(INFORMATION GIVEN)
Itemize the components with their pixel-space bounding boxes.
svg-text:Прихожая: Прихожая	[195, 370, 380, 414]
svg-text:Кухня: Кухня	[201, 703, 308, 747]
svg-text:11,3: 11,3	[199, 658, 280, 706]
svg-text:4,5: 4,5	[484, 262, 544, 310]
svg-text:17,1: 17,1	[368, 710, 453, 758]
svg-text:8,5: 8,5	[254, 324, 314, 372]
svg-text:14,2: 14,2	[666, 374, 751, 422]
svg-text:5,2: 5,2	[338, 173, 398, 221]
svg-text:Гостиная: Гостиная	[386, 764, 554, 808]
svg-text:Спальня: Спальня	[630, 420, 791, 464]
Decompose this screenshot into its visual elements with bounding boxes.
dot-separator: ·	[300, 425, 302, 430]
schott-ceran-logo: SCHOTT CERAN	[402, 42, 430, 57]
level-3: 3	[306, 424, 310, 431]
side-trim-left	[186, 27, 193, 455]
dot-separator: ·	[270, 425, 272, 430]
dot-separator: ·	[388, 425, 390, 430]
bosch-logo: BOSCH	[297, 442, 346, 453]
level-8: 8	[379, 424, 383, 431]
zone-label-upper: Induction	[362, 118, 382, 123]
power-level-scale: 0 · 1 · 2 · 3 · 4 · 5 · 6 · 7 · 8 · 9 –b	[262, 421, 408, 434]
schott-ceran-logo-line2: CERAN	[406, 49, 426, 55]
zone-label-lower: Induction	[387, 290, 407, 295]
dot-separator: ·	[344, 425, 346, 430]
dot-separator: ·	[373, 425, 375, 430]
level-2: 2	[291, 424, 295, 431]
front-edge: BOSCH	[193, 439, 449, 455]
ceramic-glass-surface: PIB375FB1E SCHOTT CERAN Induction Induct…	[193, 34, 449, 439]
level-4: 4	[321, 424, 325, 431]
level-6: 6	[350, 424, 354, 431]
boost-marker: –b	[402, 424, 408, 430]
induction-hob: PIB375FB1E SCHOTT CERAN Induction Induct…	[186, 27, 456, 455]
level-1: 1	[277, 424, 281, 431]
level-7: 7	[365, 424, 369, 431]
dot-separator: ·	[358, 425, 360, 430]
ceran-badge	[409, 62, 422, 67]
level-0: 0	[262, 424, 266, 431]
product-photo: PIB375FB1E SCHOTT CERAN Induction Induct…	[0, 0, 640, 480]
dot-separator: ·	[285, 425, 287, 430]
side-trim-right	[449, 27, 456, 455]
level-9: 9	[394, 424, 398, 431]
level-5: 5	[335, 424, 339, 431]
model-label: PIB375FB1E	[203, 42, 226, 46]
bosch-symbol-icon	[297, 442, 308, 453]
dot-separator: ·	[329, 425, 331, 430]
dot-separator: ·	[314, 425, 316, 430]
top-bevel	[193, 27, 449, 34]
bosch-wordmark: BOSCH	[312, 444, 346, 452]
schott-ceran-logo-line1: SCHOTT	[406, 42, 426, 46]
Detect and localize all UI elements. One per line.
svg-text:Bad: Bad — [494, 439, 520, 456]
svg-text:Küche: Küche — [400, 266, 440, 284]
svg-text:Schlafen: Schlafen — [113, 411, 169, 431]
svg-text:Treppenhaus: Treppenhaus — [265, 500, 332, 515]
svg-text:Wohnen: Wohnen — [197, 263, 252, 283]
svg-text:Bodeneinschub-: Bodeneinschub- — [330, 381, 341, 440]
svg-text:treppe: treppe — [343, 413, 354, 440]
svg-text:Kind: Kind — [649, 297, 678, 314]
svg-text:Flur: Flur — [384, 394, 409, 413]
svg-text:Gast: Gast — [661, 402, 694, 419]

(AIM) Can you return every line of the records above, unchanged down to the last character?

(ANSWER TO THIS PROBLEM)
Itemize the components with their pixel-space bounding boxes.
svg-text:Прихожая: Прихожая	[195, 370, 380, 414]
svg-text:Кухня: Кухня	[201, 703, 308, 747]
svg-text:11,3: 11,3	[199, 658, 280, 706]
svg-text:4,5: 4,5	[484, 262, 544, 310]
svg-text:17,1: 17,1	[368, 710, 453, 758]
svg-text:8,5: 8,5	[254, 324, 314, 372]
svg-text:14,2: 14,2	[666, 374, 751, 422]
svg-text:5,2: 5,2	[338, 173, 398, 221]
svg-text:Гостиная: Гостиная	[386, 764, 554, 808]
svg-text:Спальня: Спальня	[630, 420, 791, 464]
Decompose this screenshot into its visual elements with bounding boxes.
dot-separator: ·	[300, 425, 302, 430]
schott-ceran-logo: SCHOTT CERAN	[402, 42, 430, 57]
level-3: 3	[306, 424, 310, 431]
side-trim-left	[186, 27, 193, 455]
dot-separator: ·	[270, 425, 272, 430]
dot-separator: ·	[388, 425, 390, 430]
bosch-logo: BOSCH	[297, 442, 346, 453]
level-8: 8	[379, 424, 383, 431]
zone-label-upper: Induction	[362, 118, 382, 123]
power-level-scale: 0 · 1 · 2 · 3 · 4 · 5 · 6 · 7 · 8 · 9 –b	[262, 421, 408, 434]
schott-ceran-logo-line2: CERAN	[406, 49, 426, 55]
zone-label-lower: Induction	[387, 290, 407, 295]
dot-separator: ·	[344, 425, 346, 430]
dot-separator: ·	[373, 425, 375, 430]
level-2: 2	[291, 424, 295, 431]
front-edge: BOSCH	[193, 439, 449, 455]
ceramic-glass-surface: PIB375FB1E SCHOTT CERAN Induction Induct…	[193, 34, 449, 439]
level-4: 4	[321, 424, 325, 431]
level-6: 6	[350, 424, 354, 431]
boost-marker: –b	[402, 424, 408, 430]
induction-hob: PIB375FB1E SCHOTT CERAN Induction Induct…	[186, 27, 456, 455]
level-1: 1	[277, 424, 281, 431]
level-7: 7	[365, 424, 369, 431]
dot-separator: ·	[358, 425, 360, 430]
ceran-badge	[409, 62, 422, 67]
level-0: 0	[262, 424, 266, 431]
product-photo: PIB375FB1E SCHOTT CERAN Induction Induct…	[0, 0, 640, 480]
dot-separator: ·	[285, 425, 287, 430]
side-trim-right	[449, 27, 456, 455]
level-9: 9	[394, 424, 398, 431]
level-5: 5	[335, 424, 339, 431]
model-label: PIB375FB1E	[203, 42, 226, 46]
bosch-symbol-icon	[297, 442, 308, 453]
dot-separator: ·	[329, 425, 331, 430]
dot-separator: ·	[314, 425, 316, 430]
top-bevel	[193, 27, 449, 34]
bosch-wordmark: BOSCH	[312, 444, 346, 452]
schott-ceran-logo-line1: SCHOTT	[406, 42, 426, 46]
Detect and localize all UI elements. One per line.
svg-text:Bad: Bad — [494, 439, 520, 456]
svg-text:Küche: Küche — [400, 266, 440, 284]
svg-text:Schlafen: Schlafen — [113, 411, 169, 431]
svg-text:Treppenhaus: Treppenhaus — [265, 500, 332, 515]
svg-text:Wohnen: Wohnen — [197, 263, 252, 283]
svg-text:Bodeneinschub-: Bodeneinschub- — [330, 381, 341, 440]
svg-text:treppe: treppe — [343, 413, 354, 440]
svg-text:Kind: Kind — [649, 297, 678, 314]
svg-text:Flur: Flur — [384, 394, 409, 413]
svg-text:Gast: Gast — [661, 402, 694, 419]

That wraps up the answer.